Word for word, set down the records and skip each picture.
── DATA FOR PROCESSING
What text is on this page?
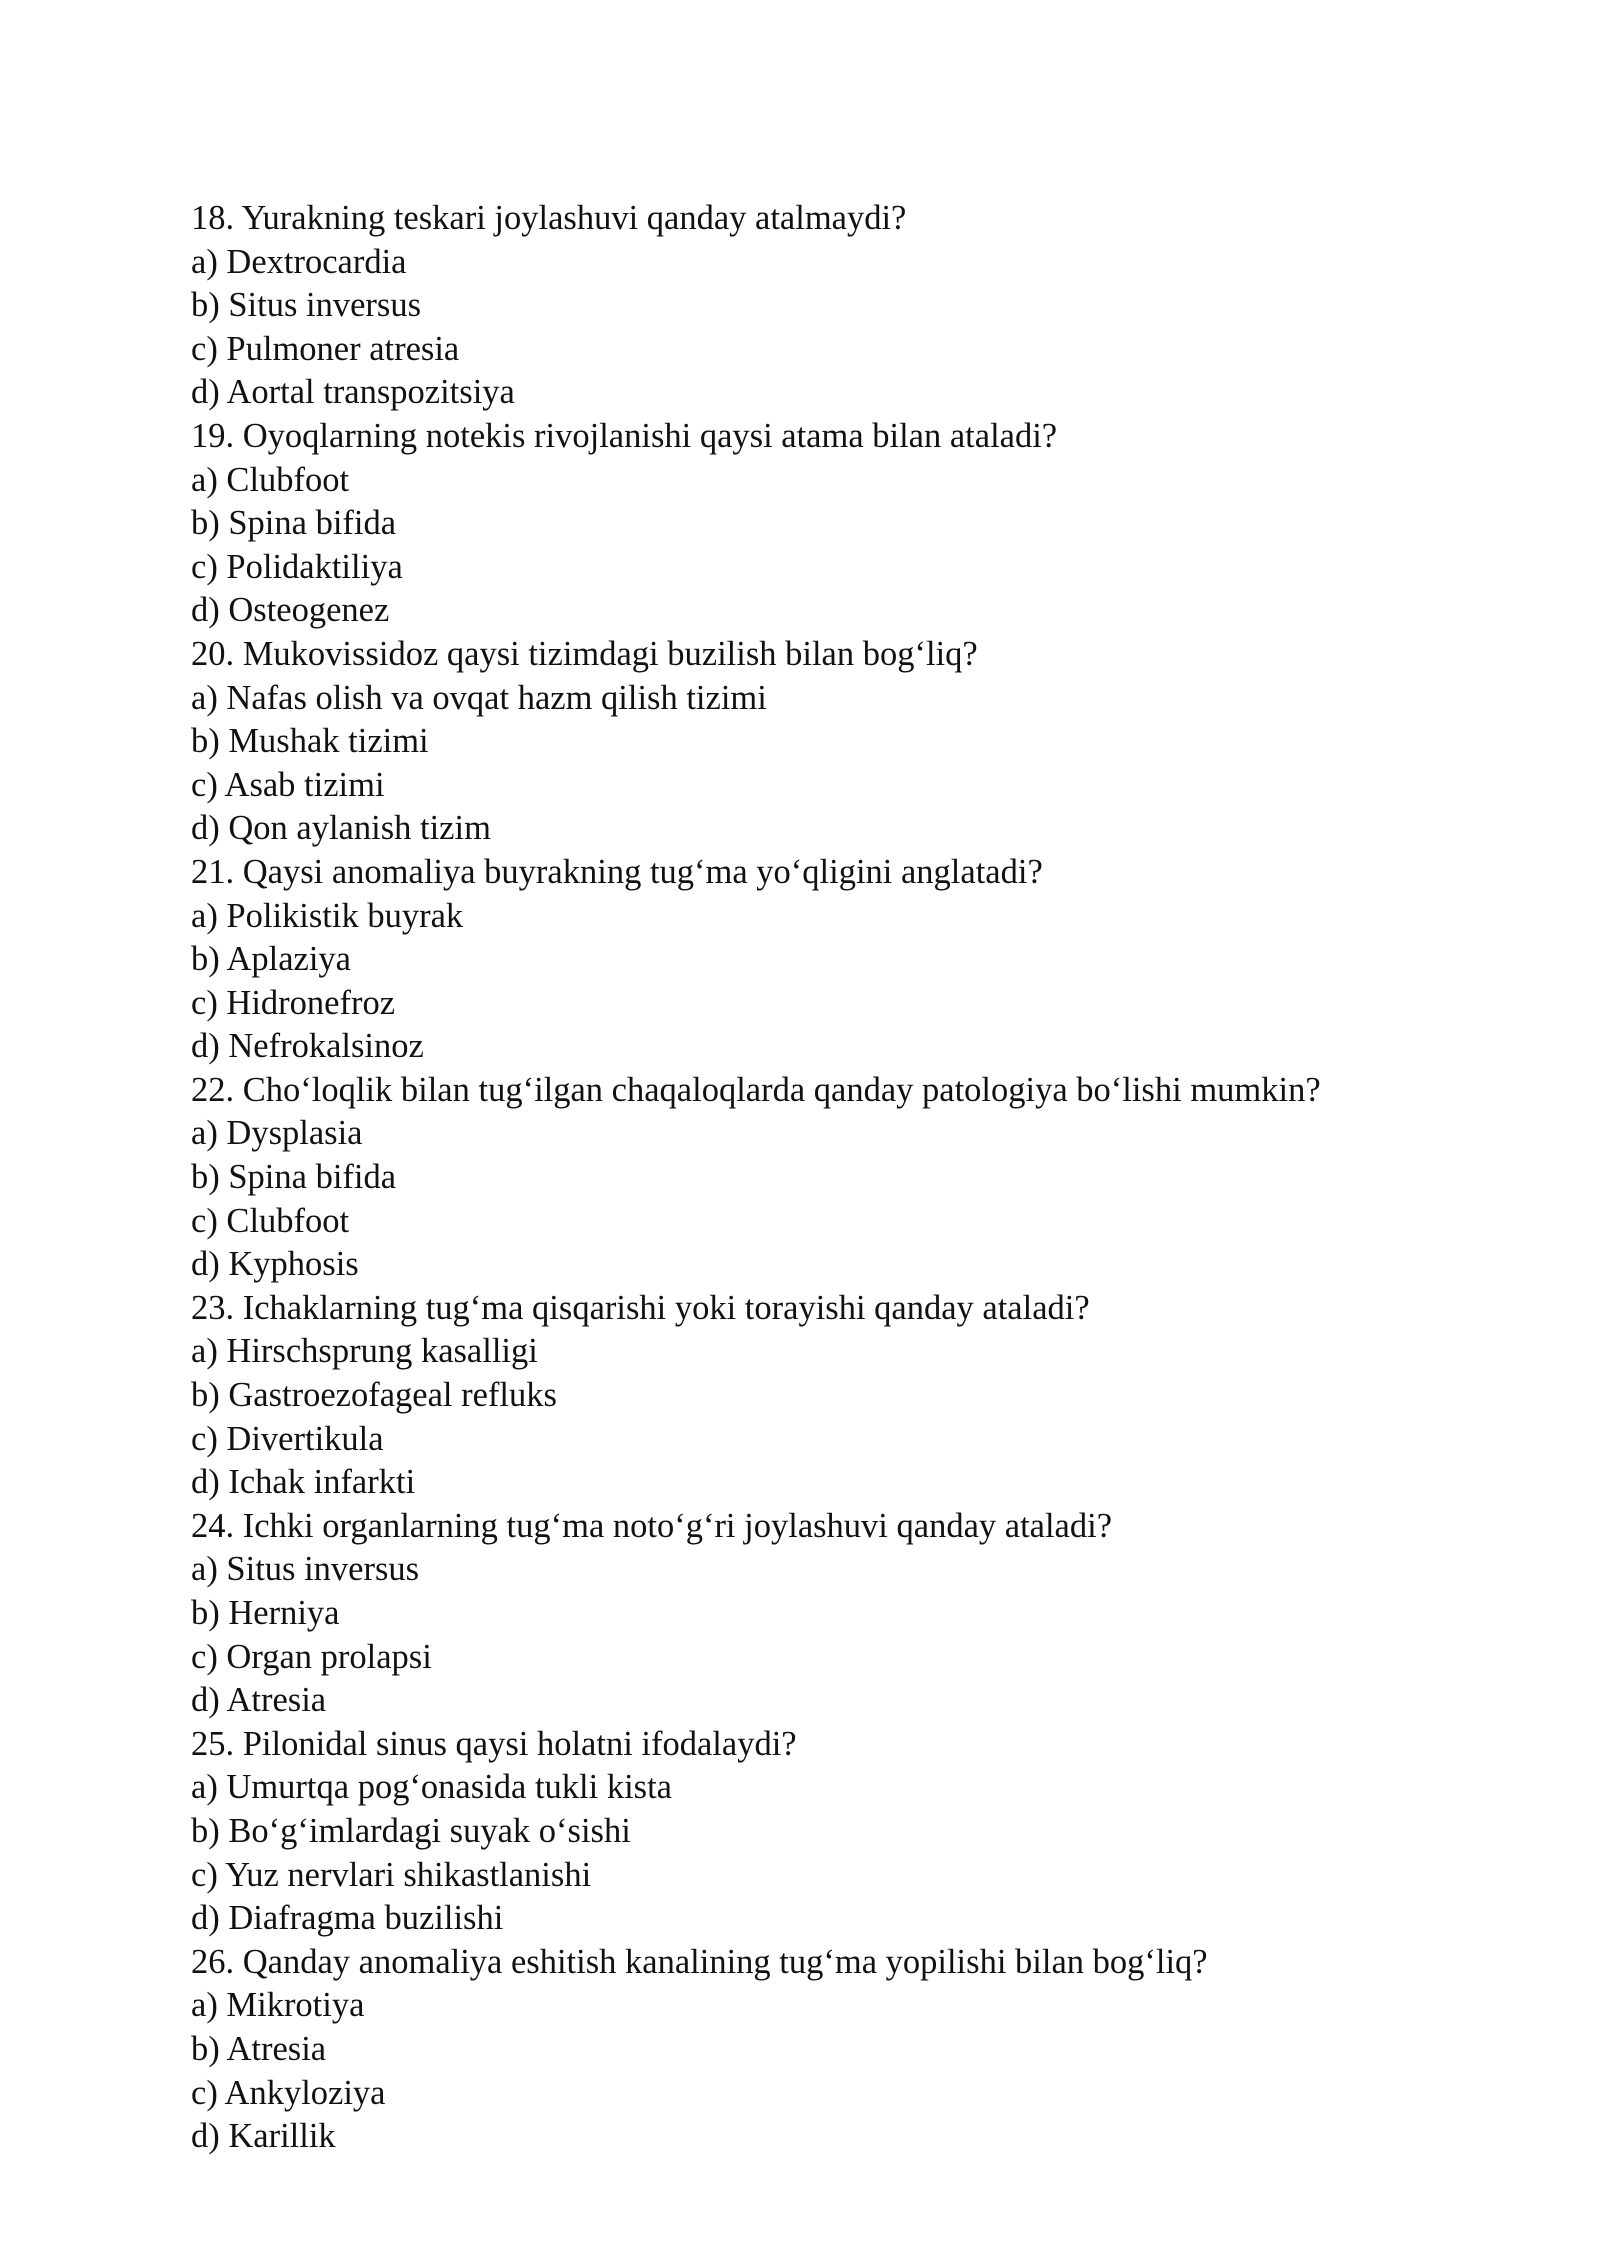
18. Yurakning teskari joylashuvi qanday atalmaydi?

a) Dextrocardia

b) Situs inversus

c) Pulmoner atresia

d) Aortal transpozitsiya

19. Oyoqlarning notekis rivojlanishi qaysi atama bilan ataladi?

a) Clubfoot

b) Spina bifida

c) Polidaktiliya

d) Osteogenez

20. Mukovissidoz qaysi tizimdagi buzilish bilan bog‘liq?

a) Nafas olish va ovqat hazm qilish tizimi

b) Mushak tizimi

c) Asab tizimi

d) Qon aylanish tizim

21. Qaysi anomaliya buyrakning tug‘ma yo‘qligini anglatadi?

a) Polikistik buyrak

b) Aplaziya

c) Hidronefroz

d) Nefrokalsinoz

22. Cho‘loqlik bilan tug‘ilgan chaqaloqlarda qanday patologiya bo‘lishi mumkin?

a) Dysplasia

b) Spina bifida

c) Clubfoot

d) Kyphosis

23. Ichaklarning tug‘ma qisqarishi yoki torayishi qanday ataladi?

a) Hirschsprung kasalligi

b) Gastroezofageal refluks

c) Divertikula

d) Ichak infarkti

24. Ichki organlarning tug‘ma noto‘g‘ri joylashuvi qanday ataladi?

a) Situs inversus

b) Herniya

c) Organ prolapsi

d) Atresia

25. Pilonidal sinus qaysi holatni ifodalaydi?

a) Umurtqa pog‘onasida tukli kista

b) Bo‘g‘imlardagi suyak o‘sishi

c) Yuz nervlari shikastlanishi

d) Diafragma buzilishi

26. Qanday anomaliya eshitish kanalining tug‘ma yopilishi bilan bog‘liq?

a) Mikrotiya

b) Atresia

c) Ankyloziya

d) Karillik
────
_FINISHED EXERCISE_:
What text is on this page?
18. Yurakning teskari joylashuvi qanday atalmaydi?

a) Dextrocardia

b) Situs inversus

c) Pulmoner atresia

d) Aortal transpozitsiya

19. Oyoqlarning notekis rivojlanishi qaysi atama bilan ataladi?

a) Clubfoot

b) Spina bifida

c) Polidaktiliya

d) Osteogenez

20. Mukovissidoz qaysi tizimdagi buzilish bilan bog‘liq?

a) Nafas olish va ovqat hazm qilish tizimi

b) Mushak tizimi

c) Asab tizimi

d) Qon aylanish tizim

21. Qaysi anomaliya buyrakning tug‘ma yo‘qligini anglatadi?

a) Polikistik buyrak

b) Aplaziya

c) Hidronefroz

d) Nefrokalsinoz

22. Cho‘loqlik bilan tug‘ilgan chaqaloqlarda qanday patologiya bo‘lishi mumkin?

a) Dysplasia

b) Spina bifida

c) Clubfoot

d) Kyphosis

23. Ichaklarning tug‘ma qisqarishi yoki torayishi qanday ataladi?

a) Hirschsprung kasalligi

b) Gastroezofageal refluks

c) Divertikula

d) Ichak infarkti

24. Ichki organlarning tug‘ma noto‘g‘ri joylashuvi qanday ataladi?

a) Situs inversus

b) Herniya

c) Organ prolapsi

d) Atresia

25. Pilonidal sinus qaysi holatni ifodalaydi?

a) Umurtqa pog‘onasida tukli kista

b) Bo‘g‘imlardagi suyak o‘sishi

c) Yuz nervlari shikastlanishi

d) Diafragma buzilishi

26. Qanday anomaliya eshitish kanalining tug‘ma yopilishi bilan bog‘liq?

a) Mikrotiya

b) Atresia

c) Ankyloziya

d) Karillik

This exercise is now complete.